──────── Stored data

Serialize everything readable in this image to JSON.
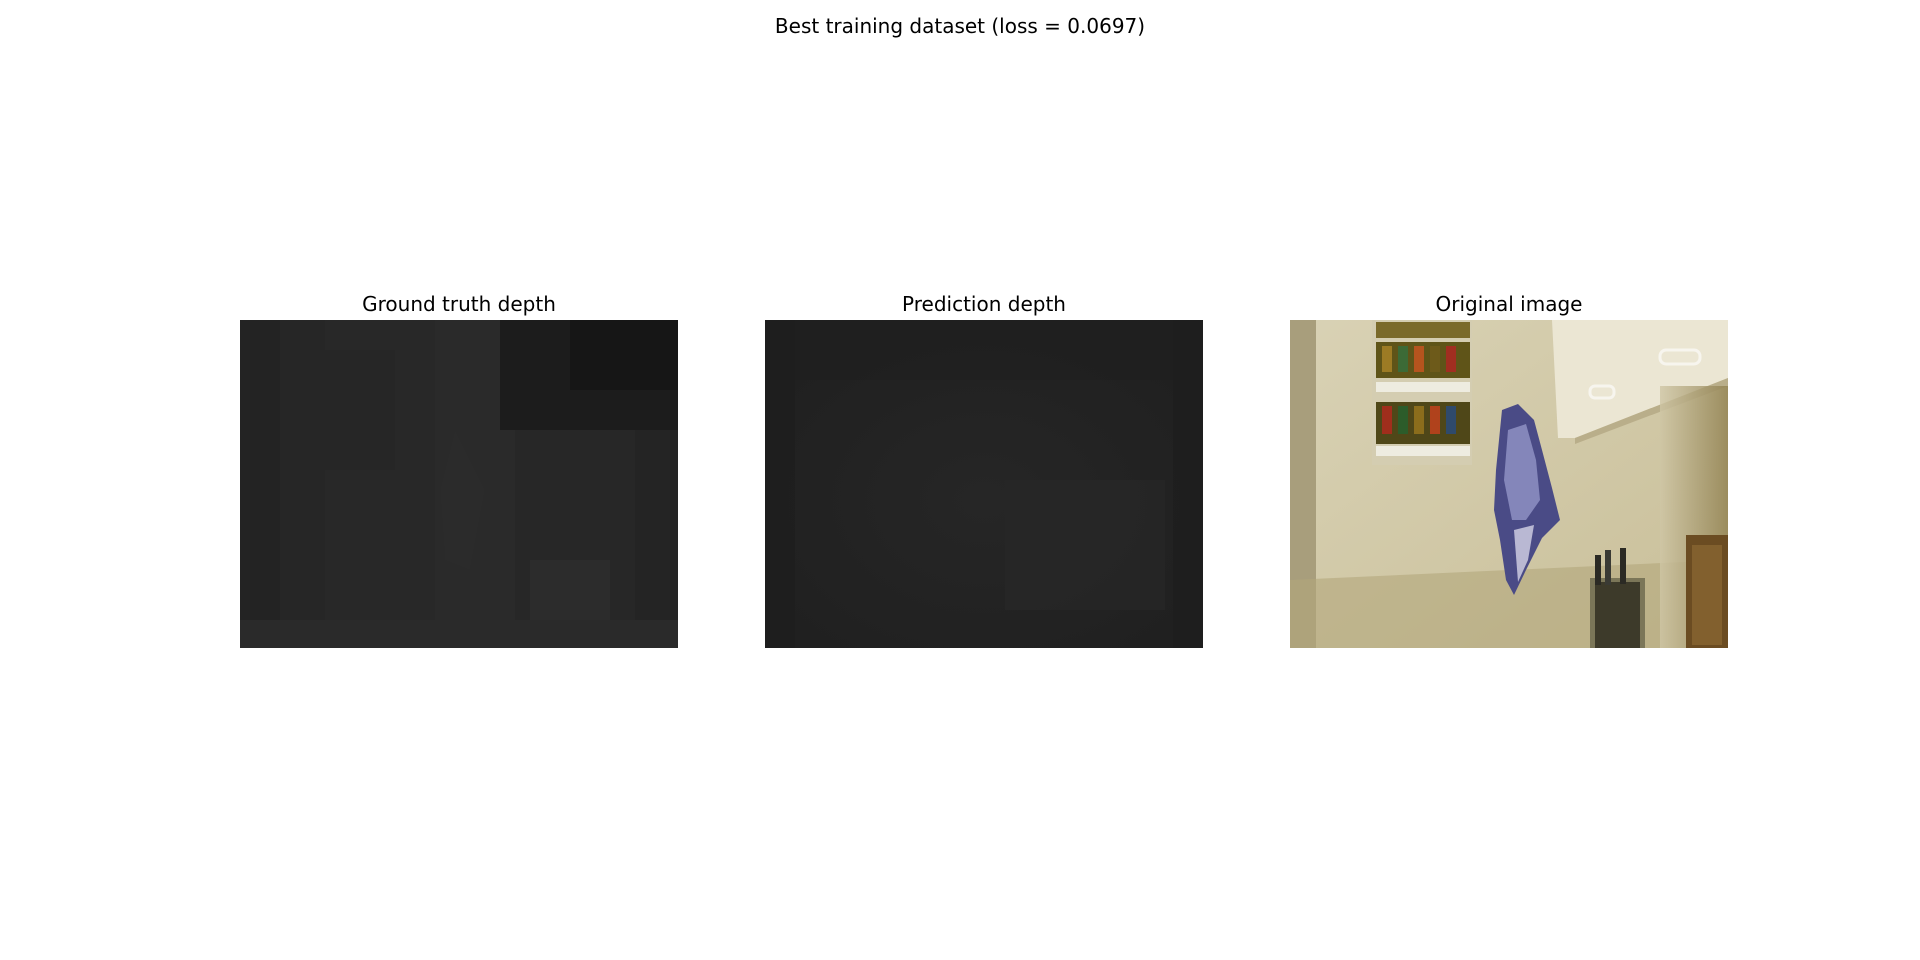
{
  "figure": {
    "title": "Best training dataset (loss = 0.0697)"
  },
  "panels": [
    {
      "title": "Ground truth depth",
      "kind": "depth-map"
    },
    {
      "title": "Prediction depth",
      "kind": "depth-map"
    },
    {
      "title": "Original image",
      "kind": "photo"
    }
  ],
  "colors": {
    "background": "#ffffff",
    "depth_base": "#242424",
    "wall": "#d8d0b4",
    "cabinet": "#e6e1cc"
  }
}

────────────────

Required work: Omit the pictures. Transcribe every record exactly.

Solution to this problem:
Serialize everything readable in this image to JSON.
{
  "figure": {
    "title": "Best training dataset (loss = 0.0697)"
  },
  "panels": [
    {
      "title": "Ground truth depth",
      "kind": "depth-map"
    },
    {
      "title": "Prediction depth",
      "kind": "depth-map"
    },
    {
      "title": "Original image",
      "kind": "photo"
    }
  ],
  "colors": {
    "background": "#ffffff",
    "depth_base": "#242424",
    "wall": "#d8d0b4",
    "cabinet": "#e6e1cc"
  }
}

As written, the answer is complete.